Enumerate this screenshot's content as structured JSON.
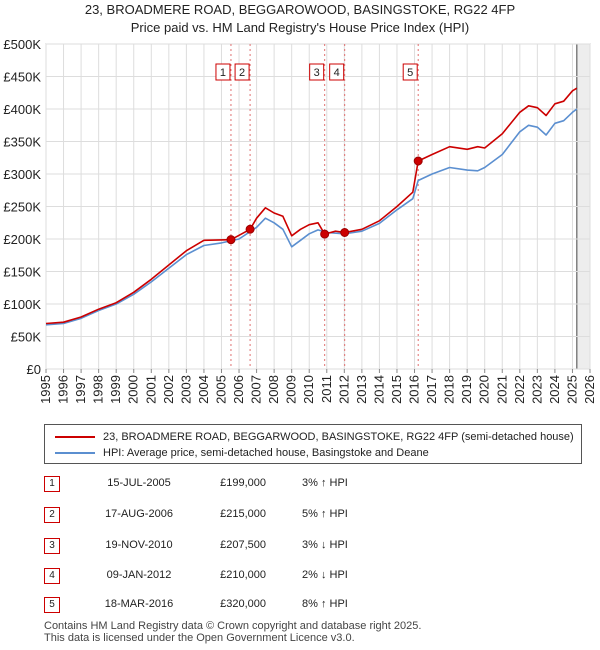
{
  "title": {
    "line1": "23, BROADMERE ROAD, BEGGAROWOOD, BASINGSTOKE, RG22 4FP",
    "line2": "Price paid vs. HM Land Registry's House Price Index (HPI)"
  },
  "colors": {
    "property": "#cc0000",
    "hpi": "#5b8fd0",
    "marker": "#cc0000",
    "grid": "#dddddd"
  },
  "chart_data": {
    "type": "line",
    "title": "Price paid vs. HM Land Registry's House Price Index (HPI)",
    "xlabel": "",
    "ylabel": "",
    "xlim": [
      1995,
      2026
    ],
    "ylim": [
      0,
      500000
    ],
    "x_ticks": [
      "1995",
      "1996",
      "1997",
      "1998",
      "1999",
      "2000",
      "2001",
      "2002",
      "2003",
      "2004",
      "2005",
      "2006",
      "2007",
      "2008",
      "2009",
      "2010",
      "2011",
      "2012",
      "2013",
      "2014",
      "2015",
      "2016",
      "2017",
      "2018",
      "2019",
      "2020",
      "2021",
      "2022",
      "2023",
      "2024",
      "2025",
      "2026"
    ],
    "y_ticks": [
      {
        "value": 0,
        "label": "£0"
      },
      {
        "value": 50000,
        "label": "£50K"
      },
      {
        "value": 100000,
        "label": "£100K"
      },
      {
        "value": 150000,
        "label": "£150K"
      },
      {
        "value": 200000,
        "label": "£200K"
      },
      {
        "value": 250000,
        "label": "£250K"
      },
      {
        "value": 300000,
        "label": "£300K"
      },
      {
        "value": 350000,
        "label": "£350K"
      },
      {
        "value": 400000,
        "label": "£400K"
      },
      {
        "value": 450000,
        "label": "£450K"
      },
      {
        "value": 500000,
        "label": "£500K"
      }
    ],
    "series": [
      {
        "name": "23, BROADMERE ROAD, BEGGARWOOD, BASINGSTOKE, RG22 4FP (semi-detached house)",
        "color": "#cc0000",
        "points": [
          [
            1995,
            70000
          ],
          [
            1996,
            72000
          ],
          [
            1997,
            80000
          ],
          [
            1998,
            92000
          ],
          [
            1999,
            102000
          ],
          [
            2000,
            118000
          ],
          [
            2001,
            138000
          ],
          [
            2002,
            160000
          ],
          [
            2003,
            182000
          ],
          [
            2004,
            198000
          ],
          [
            2005.54,
            199000
          ],
          [
            2006.63,
            215000
          ],
          [
            2007,
            232000
          ],
          [
            2007.5,
            248000
          ],
          [
            2008,
            240000
          ],
          [
            2008.5,
            235000
          ],
          [
            2009,
            205000
          ],
          [
            2009.5,
            215000
          ],
          [
            2010,
            222000
          ],
          [
            2010.5,
            225000
          ],
          [
            2010.88,
            207500
          ],
          [
            2011.5,
            212000
          ],
          [
            2012.02,
            210000
          ],
          [
            2013,
            215000
          ],
          [
            2014,
            228000
          ],
          [
            2015,
            250000
          ],
          [
            2015.9,
            272000
          ],
          [
            2016.21,
            320000
          ],
          [
            2017,
            330000
          ],
          [
            2018,
            342000
          ],
          [
            2019,
            338000
          ],
          [
            2019.6,
            342000
          ],
          [
            2020,
            340000
          ],
          [
            2021,
            362000
          ],
          [
            2022,
            395000
          ],
          [
            2022.5,
            405000
          ],
          [
            2023,
            402000
          ],
          [
            2023.5,
            390000
          ],
          [
            2024,
            408000
          ],
          [
            2024.5,
            412000
          ],
          [
            2025,
            428000
          ],
          [
            2025.25,
            432000
          ]
        ]
      },
      {
        "name": "HPI: Average price, semi-detached house, Basingstoke and Deane",
        "color": "#5b8fd0",
        "points": [
          [
            1995,
            68000
          ],
          [
            1996,
            70000
          ],
          [
            1997,
            78000
          ],
          [
            1998,
            90000
          ],
          [
            1999,
            100000
          ],
          [
            2000,
            115000
          ],
          [
            2001,
            134000
          ],
          [
            2002,
            155000
          ],
          [
            2003,
            176000
          ],
          [
            2004,
            190000
          ],
          [
            2005,
            194000
          ],
          [
            2006,
            200000
          ],
          [
            2007,
            218000
          ],
          [
            2007.5,
            232000
          ],
          [
            2008,
            225000
          ],
          [
            2008.5,
            215000
          ],
          [
            2009,
            188000
          ],
          [
            2009.5,
            198000
          ],
          [
            2010,
            208000
          ],
          [
            2010.5,
            214000
          ],
          [
            2011,
            210000
          ],
          [
            2012,
            208000
          ],
          [
            2013,
            212000
          ],
          [
            2014,
            224000
          ],
          [
            2015,
            245000
          ],
          [
            2015.9,
            262000
          ],
          [
            2016.21,
            290000
          ],
          [
            2017,
            300000
          ],
          [
            2018,
            310000
          ],
          [
            2019,
            306000
          ],
          [
            2019.6,
            305000
          ],
          [
            2020,
            310000
          ],
          [
            2021,
            330000
          ],
          [
            2022,
            365000
          ],
          [
            2022.5,
            375000
          ],
          [
            2023,
            372000
          ],
          [
            2023.5,
            360000
          ],
          [
            2024,
            378000
          ],
          [
            2024.5,
            382000
          ],
          [
            2025,
            395000
          ],
          [
            2025.25,
            400000
          ]
        ]
      }
    ],
    "transactions_markers": [
      {
        "id": "1",
        "x": 2005.54,
        "y": 199000
      },
      {
        "id": "2",
        "x": 2006.63,
        "y": 215000
      },
      {
        "id": "3",
        "x": 2010.88,
        "y": 207500
      },
      {
        "id": "4",
        "x": 2012.02,
        "y": 210000
      },
      {
        "id": "5",
        "x": 2016.21,
        "y": 320000
      }
    ],
    "forecast_start": 2025.25
  },
  "legend": {
    "property_label": "23, BROADMERE ROAD, BEGGARWOOD, BASINGSTOKE, RG22 4FP (semi-detached house)",
    "hpi_label": "HPI: Average price, semi-detached house, Basingstoke and Deane"
  },
  "transactions": [
    {
      "num": "1",
      "date": "15-JUL-2005",
      "price": "£199,000",
      "hpi": "3% ↑ HPI"
    },
    {
      "num": "2",
      "date": "17-AUG-2006",
      "price": "£215,000",
      "hpi": "5% ↑ HPI"
    },
    {
      "num": "3",
      "date": "19-NOV-2010",
      "price": "£207,500",
      "hpi": "3% ↓ HPI"
    },
    {
      "num": "4",
      "date": "09-JAN-2012",
      "price": "£210,000",
      "hpi": "2% ↓ HPI"
    },
    {
      "num": "5",
      "date": "18-MAR-2016",
      "price": "£320,000",
      "hpi": "8% ↑ HPI"
    }
  ],
  "footer": {
    "line1": "Contains HM Land Registry data © Crown copyright and database right 2025.",
    "line2": "This data is licensed under the Open Government Licence v3.0."
  }
}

- - - - - - -

How many lines of the records contain the string "semi"? Respond with the number alone.

● **TASK SOLUTION**
4